Reproduce, with no changes, the part of the material below that opens with the line containing "List every element" and closes with the line containing "variation-val-futuro: (2,113,809): [223, 613, 462, 653]", including both of those lines.

MATERIAL FOR THE TASK
begin

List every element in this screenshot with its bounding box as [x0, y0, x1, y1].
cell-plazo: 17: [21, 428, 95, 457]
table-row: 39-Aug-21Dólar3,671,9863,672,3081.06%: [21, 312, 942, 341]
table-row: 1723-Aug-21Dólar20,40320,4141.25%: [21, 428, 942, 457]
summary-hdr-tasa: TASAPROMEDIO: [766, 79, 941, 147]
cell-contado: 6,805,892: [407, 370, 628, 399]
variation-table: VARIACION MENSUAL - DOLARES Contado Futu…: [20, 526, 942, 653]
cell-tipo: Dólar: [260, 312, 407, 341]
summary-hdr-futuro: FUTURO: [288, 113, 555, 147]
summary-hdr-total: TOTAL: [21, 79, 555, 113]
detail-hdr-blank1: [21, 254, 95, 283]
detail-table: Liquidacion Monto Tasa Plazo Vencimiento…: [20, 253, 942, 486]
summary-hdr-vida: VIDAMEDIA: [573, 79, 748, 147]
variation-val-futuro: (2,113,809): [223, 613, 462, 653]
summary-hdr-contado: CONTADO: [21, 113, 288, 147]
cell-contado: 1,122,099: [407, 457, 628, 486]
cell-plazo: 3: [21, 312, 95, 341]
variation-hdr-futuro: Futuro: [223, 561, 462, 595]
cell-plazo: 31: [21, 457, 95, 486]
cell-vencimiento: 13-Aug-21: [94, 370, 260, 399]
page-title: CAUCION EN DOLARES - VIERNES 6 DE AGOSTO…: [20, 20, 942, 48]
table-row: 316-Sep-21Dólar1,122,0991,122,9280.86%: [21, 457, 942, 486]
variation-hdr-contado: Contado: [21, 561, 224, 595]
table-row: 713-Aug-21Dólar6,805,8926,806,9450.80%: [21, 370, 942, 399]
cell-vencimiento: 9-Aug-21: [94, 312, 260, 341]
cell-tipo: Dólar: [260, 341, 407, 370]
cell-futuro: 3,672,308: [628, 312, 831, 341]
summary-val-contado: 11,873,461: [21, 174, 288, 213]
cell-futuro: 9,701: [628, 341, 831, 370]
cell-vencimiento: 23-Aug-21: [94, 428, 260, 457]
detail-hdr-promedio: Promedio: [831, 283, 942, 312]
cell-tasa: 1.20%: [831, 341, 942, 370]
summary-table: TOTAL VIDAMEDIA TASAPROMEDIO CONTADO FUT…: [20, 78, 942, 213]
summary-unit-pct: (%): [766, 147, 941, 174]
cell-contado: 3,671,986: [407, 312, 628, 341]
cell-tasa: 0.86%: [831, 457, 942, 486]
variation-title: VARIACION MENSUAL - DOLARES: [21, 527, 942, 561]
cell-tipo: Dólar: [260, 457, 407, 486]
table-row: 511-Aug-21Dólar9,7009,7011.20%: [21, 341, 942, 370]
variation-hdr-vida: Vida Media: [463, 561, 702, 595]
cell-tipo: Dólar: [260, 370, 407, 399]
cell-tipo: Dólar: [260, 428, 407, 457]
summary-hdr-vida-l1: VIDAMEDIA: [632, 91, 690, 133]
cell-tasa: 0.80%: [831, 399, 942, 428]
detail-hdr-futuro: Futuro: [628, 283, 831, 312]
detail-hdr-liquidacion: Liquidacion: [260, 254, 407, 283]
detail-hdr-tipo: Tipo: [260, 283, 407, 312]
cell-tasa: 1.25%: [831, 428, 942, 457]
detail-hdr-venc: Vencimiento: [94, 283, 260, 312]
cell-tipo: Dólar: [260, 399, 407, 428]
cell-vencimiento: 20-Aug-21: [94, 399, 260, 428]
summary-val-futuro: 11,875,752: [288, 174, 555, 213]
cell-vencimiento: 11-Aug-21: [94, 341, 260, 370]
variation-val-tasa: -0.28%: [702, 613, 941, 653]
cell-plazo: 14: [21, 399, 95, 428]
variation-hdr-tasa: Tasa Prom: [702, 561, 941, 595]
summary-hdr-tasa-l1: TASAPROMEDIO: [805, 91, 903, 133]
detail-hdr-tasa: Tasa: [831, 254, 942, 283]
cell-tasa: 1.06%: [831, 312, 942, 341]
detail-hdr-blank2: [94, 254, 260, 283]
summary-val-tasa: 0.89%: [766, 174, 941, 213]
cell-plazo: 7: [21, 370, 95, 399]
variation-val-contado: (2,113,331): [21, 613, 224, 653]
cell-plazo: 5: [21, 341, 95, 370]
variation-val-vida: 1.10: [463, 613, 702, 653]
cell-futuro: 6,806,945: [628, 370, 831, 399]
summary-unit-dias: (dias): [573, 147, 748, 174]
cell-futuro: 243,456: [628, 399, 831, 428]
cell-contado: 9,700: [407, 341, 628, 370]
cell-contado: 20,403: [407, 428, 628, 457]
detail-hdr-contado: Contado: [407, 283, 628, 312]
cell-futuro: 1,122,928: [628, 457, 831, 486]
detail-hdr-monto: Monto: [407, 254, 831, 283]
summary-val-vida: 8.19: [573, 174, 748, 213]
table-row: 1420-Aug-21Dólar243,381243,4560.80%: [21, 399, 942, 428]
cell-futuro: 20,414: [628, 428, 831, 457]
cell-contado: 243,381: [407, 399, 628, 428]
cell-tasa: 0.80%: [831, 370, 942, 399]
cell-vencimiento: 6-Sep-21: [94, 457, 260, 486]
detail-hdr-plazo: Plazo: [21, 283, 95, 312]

end
begin

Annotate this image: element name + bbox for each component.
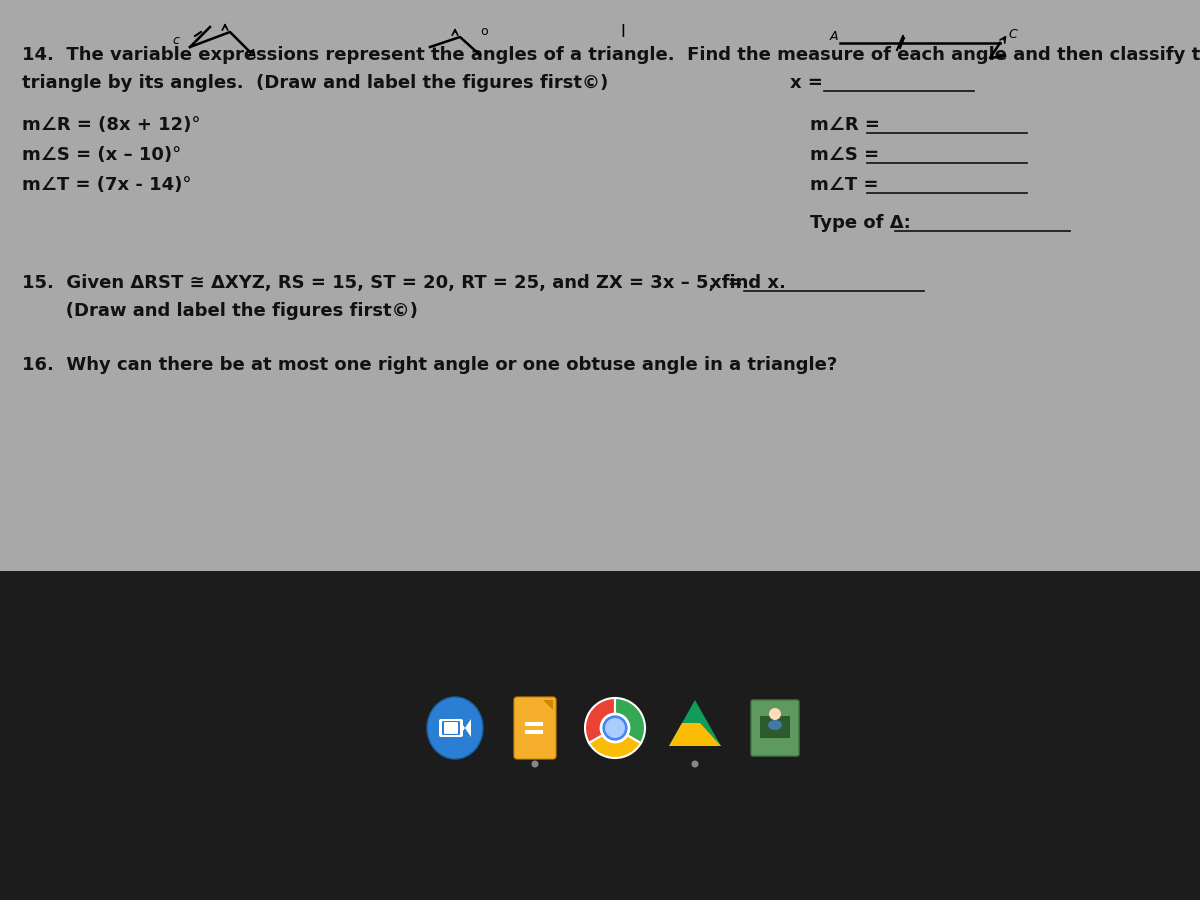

end

ANSWER IN FULL
List every element in this screenshot with its bounding box as [x0, y0, x1, y1].
cell-plazo: 17: [21, 428, 95, 457]
table-row: 39-Aug-21Dólar3,671,9863,672,3081.06%: [21, 312, 942, 341]
table-row: 1723-Aug-21Dólar20,40320,4141.25%: [21, 428, 942, 457]
summary-hdr-tasa: TASAPROMEDIO: [766, 79, 941, 147]
cell-contado: 6,805,892: [407, 370, 628, 399]
variation-table: VARIACION MENSUAL - DOLARES Contado Futu…: [20, 526, 942, 653]
cell-tipo: Dólar: [260, 312, 407, 341]
summary-hdr-futuro: FUTURO: [288, 113, 555, 147]
summary-hdr-total: TOTAL: [21, 79, 555, 113]
detail-hdr-blank1: [21, 254, 95, 283]
detail-table: Liquidacion Monto Tasa Plazo Vencimiento…: [20, 253, 942, 486]
summary-hdr-vida: VIDAMEDIA: [573, 79, 748, 147]
variation-val-futuro: (2,113,809): [223, 613, 462, 653]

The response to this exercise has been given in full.